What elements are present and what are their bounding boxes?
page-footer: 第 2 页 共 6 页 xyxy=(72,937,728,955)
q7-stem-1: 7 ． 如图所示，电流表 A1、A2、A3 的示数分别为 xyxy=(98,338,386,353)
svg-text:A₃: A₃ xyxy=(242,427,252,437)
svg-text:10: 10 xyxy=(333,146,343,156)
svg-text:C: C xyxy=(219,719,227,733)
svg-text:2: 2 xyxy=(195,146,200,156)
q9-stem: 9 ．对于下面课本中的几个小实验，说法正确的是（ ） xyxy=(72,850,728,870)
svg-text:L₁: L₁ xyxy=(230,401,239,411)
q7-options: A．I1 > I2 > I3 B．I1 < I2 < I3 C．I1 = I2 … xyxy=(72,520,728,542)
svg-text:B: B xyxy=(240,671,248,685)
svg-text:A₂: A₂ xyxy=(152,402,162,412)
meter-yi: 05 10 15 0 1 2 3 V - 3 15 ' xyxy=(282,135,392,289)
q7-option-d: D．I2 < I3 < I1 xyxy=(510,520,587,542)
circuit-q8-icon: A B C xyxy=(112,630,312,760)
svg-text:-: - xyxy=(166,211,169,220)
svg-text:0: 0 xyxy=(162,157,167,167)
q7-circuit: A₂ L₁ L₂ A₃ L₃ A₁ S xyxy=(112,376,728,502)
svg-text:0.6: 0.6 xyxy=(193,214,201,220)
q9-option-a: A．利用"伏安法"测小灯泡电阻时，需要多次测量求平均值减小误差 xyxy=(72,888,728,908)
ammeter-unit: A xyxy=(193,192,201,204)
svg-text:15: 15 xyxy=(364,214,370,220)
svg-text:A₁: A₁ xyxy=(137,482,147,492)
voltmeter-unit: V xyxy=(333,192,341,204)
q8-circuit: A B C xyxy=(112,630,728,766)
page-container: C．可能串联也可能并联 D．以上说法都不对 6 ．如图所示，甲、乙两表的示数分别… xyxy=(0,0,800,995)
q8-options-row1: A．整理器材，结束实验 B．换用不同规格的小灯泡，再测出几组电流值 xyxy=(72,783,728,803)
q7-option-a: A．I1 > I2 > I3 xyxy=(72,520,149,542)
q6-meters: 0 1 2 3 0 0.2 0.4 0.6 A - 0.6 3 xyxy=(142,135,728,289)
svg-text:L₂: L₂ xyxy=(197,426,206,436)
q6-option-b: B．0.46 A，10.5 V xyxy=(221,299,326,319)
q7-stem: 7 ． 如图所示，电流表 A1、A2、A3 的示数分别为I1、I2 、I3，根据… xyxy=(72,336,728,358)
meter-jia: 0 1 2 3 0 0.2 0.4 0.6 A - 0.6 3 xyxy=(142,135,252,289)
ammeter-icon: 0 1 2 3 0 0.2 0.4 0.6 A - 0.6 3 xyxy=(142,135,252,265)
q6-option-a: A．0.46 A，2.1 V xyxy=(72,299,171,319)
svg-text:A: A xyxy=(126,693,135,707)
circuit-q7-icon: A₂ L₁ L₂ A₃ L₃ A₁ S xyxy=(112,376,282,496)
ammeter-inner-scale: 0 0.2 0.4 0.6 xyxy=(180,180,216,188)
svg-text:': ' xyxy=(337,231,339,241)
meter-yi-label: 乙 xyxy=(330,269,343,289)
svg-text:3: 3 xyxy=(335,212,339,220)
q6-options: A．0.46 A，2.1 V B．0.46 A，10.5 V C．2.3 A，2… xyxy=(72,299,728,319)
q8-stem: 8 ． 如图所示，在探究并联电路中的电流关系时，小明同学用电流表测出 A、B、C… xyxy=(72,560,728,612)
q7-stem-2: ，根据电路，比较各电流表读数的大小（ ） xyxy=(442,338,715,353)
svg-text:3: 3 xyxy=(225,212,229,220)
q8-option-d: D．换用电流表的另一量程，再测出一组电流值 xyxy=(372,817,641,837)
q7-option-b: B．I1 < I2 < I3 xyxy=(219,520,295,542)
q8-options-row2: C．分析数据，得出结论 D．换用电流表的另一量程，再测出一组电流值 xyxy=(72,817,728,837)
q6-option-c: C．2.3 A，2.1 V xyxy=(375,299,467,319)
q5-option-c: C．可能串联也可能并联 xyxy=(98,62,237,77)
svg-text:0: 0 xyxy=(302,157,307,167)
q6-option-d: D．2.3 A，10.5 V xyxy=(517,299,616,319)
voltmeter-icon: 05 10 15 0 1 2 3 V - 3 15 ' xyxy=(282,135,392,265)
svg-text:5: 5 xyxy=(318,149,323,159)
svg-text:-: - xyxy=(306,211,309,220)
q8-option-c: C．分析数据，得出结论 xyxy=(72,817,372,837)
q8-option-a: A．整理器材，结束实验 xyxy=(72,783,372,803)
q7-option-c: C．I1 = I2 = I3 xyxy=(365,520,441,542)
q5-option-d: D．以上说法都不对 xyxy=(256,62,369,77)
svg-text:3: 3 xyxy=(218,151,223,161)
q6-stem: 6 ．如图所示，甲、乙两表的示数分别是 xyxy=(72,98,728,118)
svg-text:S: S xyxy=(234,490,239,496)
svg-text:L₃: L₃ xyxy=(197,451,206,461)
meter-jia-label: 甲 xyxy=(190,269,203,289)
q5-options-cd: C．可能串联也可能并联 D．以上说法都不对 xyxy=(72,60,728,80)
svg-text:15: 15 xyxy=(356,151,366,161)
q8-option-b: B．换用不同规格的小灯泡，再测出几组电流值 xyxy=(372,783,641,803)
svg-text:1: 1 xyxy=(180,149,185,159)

The request:
Transcribe every row above without changing a single character.

Final answer:
What elements are present and what are their bounding boxes?
page-footer: 第 2 页 共 6 页 xyxy=(72,937,728,955)
q7-stem-1: 7 ． 如图所示，电流表 A1、A2、A3 的示数分别为 xyxy=(98,338,386,353)
svg-text:A₃: A₃ xyxy=(242,427,252,437)
svg-text:10: 10 xyxy=(333,146,343,156)
svg-text:C: C xyxy=(219,719,227,733)
svg-text:2: 2 xyxy=(195,146,200,156)
q9-stem: 9 ．对于下面课本中的几个小实验，说法正确的是（ ） xyxy=(72,850,728,870)
svg-text:L₁: L₁ xyxy=(230,401,239,411)
q7-options: A．I1 > I2 > I3 B．I1 < I2 < I3 C．I1 = I2 … xyxy=(72,520,728,542)
svg-text:B: B xyxy=(240,671,248,685)
svg-text:A₂: A₂ xyxy=(152,402,162,412)
meter-yi: 05 10 15 0 1 2 3 V - 3 15 ' xyxy=(282,135,392,289)
q7-option-d: D．I2 < I3 < I1 xyxy=(510,520,587,542)
circuit-q8-icon: A B C xyxy=(112,630,312,760)
svg-text:-: - xyxy=(166,211,169,220)
svg-text:0: 0 xyxy=(162,157,167,167)
q7-circuit: A₂ L₁ L₂ A₃ L₃ A₁ S xyxy=(112,376,728,502)
svg-text:0.6: 0.6 xyxy=(193,214,201,220)
q9-option-a: A．利用"伏安法"测小灯泡电阻时，需要多次测量求平均值减小误差 xyxy=(72,888,728,908)
ammeter-unit: A xyxy=(193,192,201,204)
svg-text:15: 15 xyxy=(364,214,370,220)
svg-text:A₁: A₁ xyxy=(137,482,147,492)
voltmeter-unit: V xyxy=(333,192,341,204)
q8-circuit: A B C xyxy=(112,630,728,766)
page-container: C．可能串联也可能并联 D．以上说法都不对 6 ．如图所示，甲、乙两表的示数分别… xyxy=(0,0,800,995)
q8-options-row1: A．整理器材，结束实验 B．换用不同规格的小灯泡，再测出几组电流值 xyxy=(72,783,728,803)
q7-option-a: A．I1 > I2 > I3 xyxy=(72,520,149,542)
q6-meters: 0 1 2 3 0 0.2 0.4 0.6 A - 0.6 3 xyxy=(142,135,728,289)
svg-text:L₂: L₂ xyxy=(197,426,206,436)
q6-option-b: B．0.46 A，10.5 V xyxy=(221,299,326,319)
q7-stem: 7 ． 如图所示，电流表 A1、A2、A3 的示数分别为I1、I2 、I3，根据… xyxy=(72,336,728,358)
meter-jia: 0 1 2 3 0 0.2 0.4 0.6 A - 0.6 3 xyxy=(142,135,252,289)
ammeter-icon: 0 1 2 3 0 0.2 0.4 0.6 A - 0.6 3 xyxy=(142,135,252,265)
q6-option-a: A．0.46 A，2.1 V xyxy=(72,299,171,319)
svg-text:A: A xyxy=(126,693,135,707)
circuit-q7-icon: A₂ L₁ L₂ A₃ L₃ A₁ S xyxy=(112,376,282,496)
ammeter-inner-scale: 0 0.2 0.4 0.6 xyxy=(180,180,216,188)
svg-text:': ' xyxy=(337,231,339,241)
meter-yi-label: 乙 xyxy=(330,269,343,289)
svg-text:3: 3 xyxy=(335,212,339,220)
q6-options: A．0.46 A，2.1 V B．0.46 A，10.5 V C．2.3 A，2… xyxy=(72,299,728,319)
q8-stem: 8 ． 如图所示，在探究并联电路中的电流关系时，小明同学用电流表测出 A、B、C… xyxy=(72,560,728,612)
q7-stem-2: ，根据电路，比较各电流表读数的大小（ ） xyxy=(442,338,715,353)
svg-text:3: 3 xyxy=(225,212,229,220)
q8-option-d: D．换用电流表的另一量程，再测出一组电流值 xyxy=(372,817,641,837)
q7-option-b: B．I1 < I2 < I3 xyxy=(219,520,295,542)
q8-options-row2: C．分析数据，得出结论 D．换用电流表的另一量程，再测出一组电流值 xyxy=(72,817,728,837)
q6-option-c: C．2.3 A，2.1 V xyxy=(375,299,467,319)
q5-option-c: C．可能串联也可能并联 xyxy=(98,62,237,77)
svg-text:0: 0 xyxy=(302,157,307,167)
q6-option-d: D．2.3 A，10.5 V xyxy=(517,299,616,319)
voltmeter-icon: 05 10 15 0 1 2 3 V - 3 15 ' xyxy=(282,135,392,265)
svg-text:5: 5 xyxy=(318,149,323,159)
svg-text:-: - xyxy=(306,211,309,220)
q8-option-c: C．分析数据，得出结论 xyxy=(72,817,372,837)
q8-option-a: A．整理器材，结束实验 xyxy=(72,783,372,803)
q7-option-c: C．I1 = I2 = I3 xyxy=(365,520,441,542)
q5-option-d: D．以上说法都不对 xyxy=(256,62,369,77)
svg-text:3: 3 xyxy=(218,151,223,161)
q6-stem: 6 ．如图所示，甲、乙两表的示数分别是 xyxy=(72,98,728,118)
svg-text:S: S xyxy=(234,490,239,496)
svg-text:L₃: L₃ xyxy=(197,451,206,461)
meter-jia-label: 甲 xyxy=(190,269,203,289)
q5-options-cd: C．可能串联也可能并联 D．以上说法都不对 xyxy=(72,60,728,80)
svg-text:15: 15 xyxy=(356,151,366,161)
q8-option-b: B．换用不同规格的小灯泡，再测出几组电流值 xyxy=(372,783,641,803)
svg-text:1: 1 xyxy=(180,149,185,159)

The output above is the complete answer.